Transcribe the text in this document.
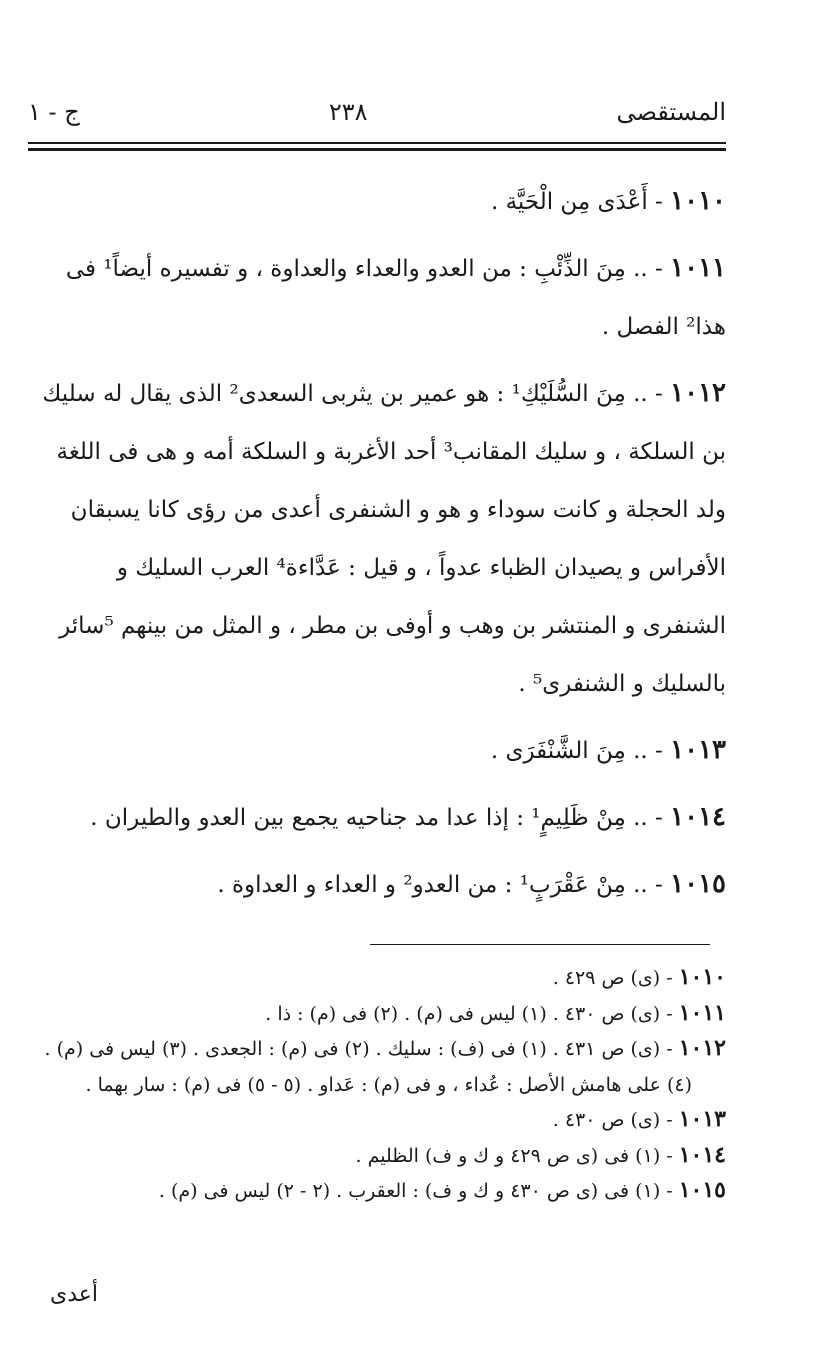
المستقصى
٢٣٨
ج - ١

١٠١٠ - أَعْدَى مِن الْحَيَّة .

١٠١١ - .. مِنَ الذِّئْبِ : من العدو والعداء والعداوة ، و تفسيره أيضاً¹ فى هذا² الفصل .

١٠١٢ - .. مِنَ السُّلَيْكِ¹ : هو عمير بن يثربى السعدى² الذى يقال له سليك بن السلكة ، و سليك المقانب³ أحد الأغربة و السلكة أمه و هى فى اللغة ولد الحجلة و كانت سوداء و هو و الشنفرى أعدى من رؤى كانا يسبقان الأفراس و يصيدان الظباء عدواً ، و قيل : عَدَّاءة⁴ العرب السليك و الشنفرى و المنتشر بن وهب و أوفى بن مطر ، و المثل من بينهم ⁵سائر بالسليك و الشنفرى⁵ .

١٠١٣ - .. مِنَ الشَّنْفَرَى .

١٠١٤ - .. مِنْ ظَلِيمٍ¹ : إذا عدا مد جناحيه يجمع بين العدو والطيران .

١٠١٥ - .. مِنْ عَقْرَبٍ¹ : من العدو² و العداء و العداوة .

١٠١٠ - (ى) ص ٤٢٩ .
١٠١١ - (ى) ص ٤٣٠ . (١) ليس فى (م) . (٢) فى (م) : ذا .
١٠١٢ - (ى) ص ٤٣١ . (١) فى (ف) : سليك . (٢) فى (م) : الجعدى . (٣) ليس فى (م) .
(٤) على هامش الأصل : عُداء ، و فى (م) : عَداو . (٥ - ٥) فى (م) : سار بهما .
١٠١٣ - (ى) ص ٤٣٠ .
١٠١٤ - (١) فى (ى ص ٤٢٩ و ك و ف) الظليم .
١٠١٥ - (١) فى (ى ص ٤٣٠ و ك و ف) : العقرب . (٢ - ٢) ليس فى (م) .
أعدى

**Required task:** Copy each line of the listing that includes "أعدى".

**Solution to this exercise:**
١٠١٢ - .. مِنَ السُّلَيْكِ¹ : هو عمير بن يثربى السعدى² الذى يقال له سليك بن السلكة ، و سليك المقانب³ أحد الأغربة و السلكة أمه و هى فى اللغة ولد الحجلة و كانت سوداء و هو و الشنفرى أعدى من رؤى كانا يسبقان الأفراس و يصيدان الظباء عدواً ، و قيل : عَدَّاءة⁴ العرب السليك و الشنفرى و المنتشر بن وهب و أوفى بن مطر ، و المثل من بينهم ⁵سائر بالسليك و الشنفرى⁵ .
أعدى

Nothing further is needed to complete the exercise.